- _What is asked_: Extract every entry word for word. Skip the pictures.

Rows from a dataset:
=====

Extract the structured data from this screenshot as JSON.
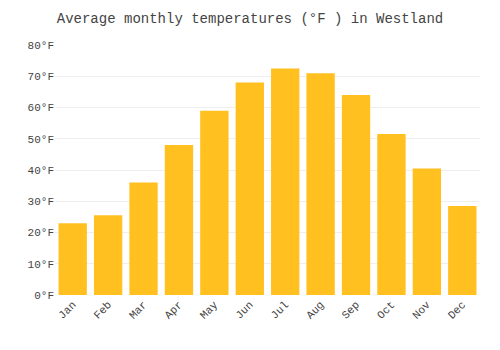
{
  "chart_data": {
    "type": "bar",
    "title": "Average monthly temperatures (°F ) in Westland",
    "categories": [
      "Jan",
      "Feb",
      "Mar",
      "Apr",
      "May",
      "Jun",
      "Jul",
      "Aug",
      "Sep",
      "Oct",
      "Nov",
      "Dec"
    ],
    "values": [
      23,
      25.5,
      36,
      48,
      59,
      68,
      72.5,
      71,
      64,
      51.5,
      40.5,
      28.5
    ],
    "color": "#FFC020",
    "ylim": [
      0,
      80
    ],
    "yticks": [
      {
        "value": 0,
        "label": "0°F"
      },
      {
        "value": 10,
        "label": "10°F"
      },
      {
        "value": 20,
        "label": "20°F"
      },
      {
        "value": 30,
        "label": "30°F"
      },
      {
        "value": 40,
        "label": "40°F"
      },
      {
        "value": 50,
        "label": "50°F"
      },
      {
        "value": 60,
        "label": "60°F"
      },
      {
        "value": 70,
        "label": "70°F"
      },
      {
        "value": 80,
        "label": "80°F"
      }
    ],
    "grid": true
  }
}
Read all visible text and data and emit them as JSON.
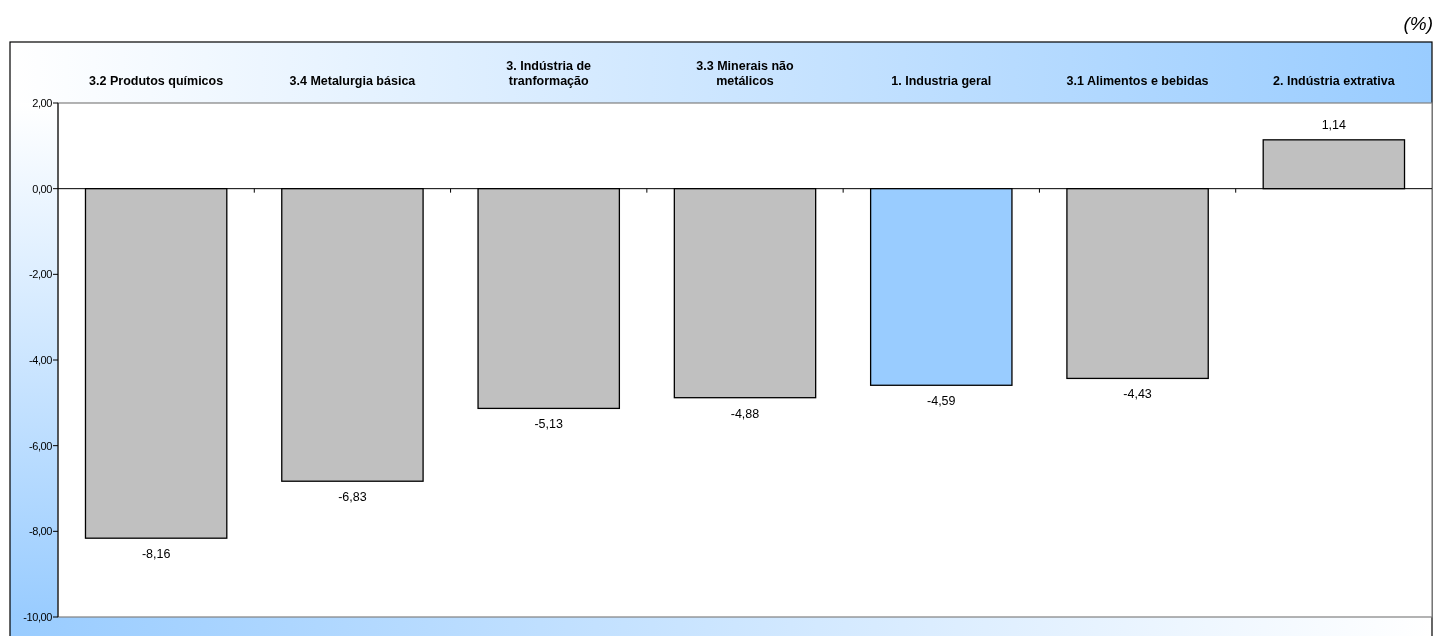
{
  "chart_data": {
    "type": "bar",
    "categories": [
      "3.2 Produtos químicos",
      "3.4 Metalurgia básica",
      "3. Indústria de tranformação",
      "3.3 Minerais não metálicos",
      "1. Industria geral",
      "3.1 Alimentos e bebidas",
      "2. Indústria extrativa"
    ],
    "values": [
      -8.16,
      -6.83,
      -5.13,
      -4.88,
      -4.59,
      -4.43,
      1.14
    ],
    "colors": [
      "#c0c0c0",
      "#c0c0c0",
      "#c0c0c0",
      "#c0c0c0",
      "#99ccff",
      "#c0c0c0",
      "#c0c0c0"
    ],
    "value_labels": [
      "-8,16",
      "-6,83",
      "-5,13",
      "-4,88",
      "-4,59",
      "-4,43",
      "1,14"
    ],
    "ylim": [
      -10,
      2
    ],
    "yticks": [
      {
        "value": 2,
        "label": "2,00"
      },
      {
        "value": 0,
        "label": "0,00"
      },
      {
        "value": -2,
        "label": "-2,00"
      },
      {
        "value": -4,
        "label": "-4,00"
      },
      {
        "value": -6,
        "label": "-6,00"
      },
      {
        "value": -8,
        "label": "-8,00"
      },
      {
        "value": -10,
        "label": "-10,00"
      }
    ],
    "annotations": [
      "(%)"
    ]
  }
}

=====

- _Finished exercise_:
Extract the structured data from this screenshot as JSON.
{
  "chart_data": {
    "type": "bar",
    "title": "Average monthly temperatures (°F ) in Westland",
    "categories": [
      "Jan",
      "Feb",
      "Mar",
      "Apr",
      "May",
      "Jun",
      "Jul",
      "Aug",
      "Sep",
      "Oct",
      "Nov",
      "Dec"
    ],
    "values": [
      23,
      25.5,
      36,
      48,
      59,
      68,
      72.5,
      71,
      64,
      51.5,
      40.5,
      28.5
    ],
    "color": "#FFC020",
    "ylim": [
      0,
      80
    ],
    "yticks": [
      {
        "value": 0,
        "label": "0°F"
      },
      {
        "value": 10,
        "label": "10°F"
      },
      {
        "value": 20,
        "label": "20°F"
      },
      {
        "value": 30,
        "label": "30°F"
      },
      {
        "value": 40,
        "label": "40°F"
      },
      {
        "value": 50,
        "label": "50°F"
      },
      {
        "value": 60,
        "label": "60°F"
      },
      {
        "value": 70,
        "label": "70°F"
      },
      {
        "value": 80,
        "label": "80°F"
      }
    ],
    "grid": true
  }
}
Read all visible text and data and emit them as JSON.
{
  "chart_data": {
    "type": "bar",
    "categories": [
      "3.2 Produtos químicos",
      "3.4 Metalurgia básica",
      "3. Indústria de tranformação",
      "3.3 Minerais não metálicos",
      "1. Industria geral",
      "3.1 Alimentos e bebidas",
      "2. Indústria extrativa"
    ],
    "values": [
      -8.16,
      -6.83,
      -5.13,
      -4.88,
      -4.59,
      -4.43,
      1.14
    ],
    "colors": [
      "#c0c0c0",
      "#c0c0c0",
      "#c0c0c0",
      "#c0c0c0",
      "#99ccff",
      "#c0c0c0",
      "#c0c0c0"
    ],
    "value_labels": [
      "-8,16",
      "-6,83",
      "-5,13",
      "-4,88",
      "-4,59",
      "-4,43",
      "1,14"
    ],
    "ylim": [
      -10,
      2
    ],
    "yticks": [
      {
        "value": 2,
        "label": "2,00"
      },
      {
        "value": 0,
        "label": "0,00"
      },
      {
        "value": -2,
        "label": "-2,00"
      },
      {
        "value": -4,
        "label": "-4,00"
      },
      {
        "value": -6,
        "label": "-6,00"
      },
      {
        "value": -8,
        "label": "-8,00"
      },
      {
        "value": -10,
        "label": "-10,00"
      }
    ],
    "annotations": [
      "(%)"
    ]
  }
}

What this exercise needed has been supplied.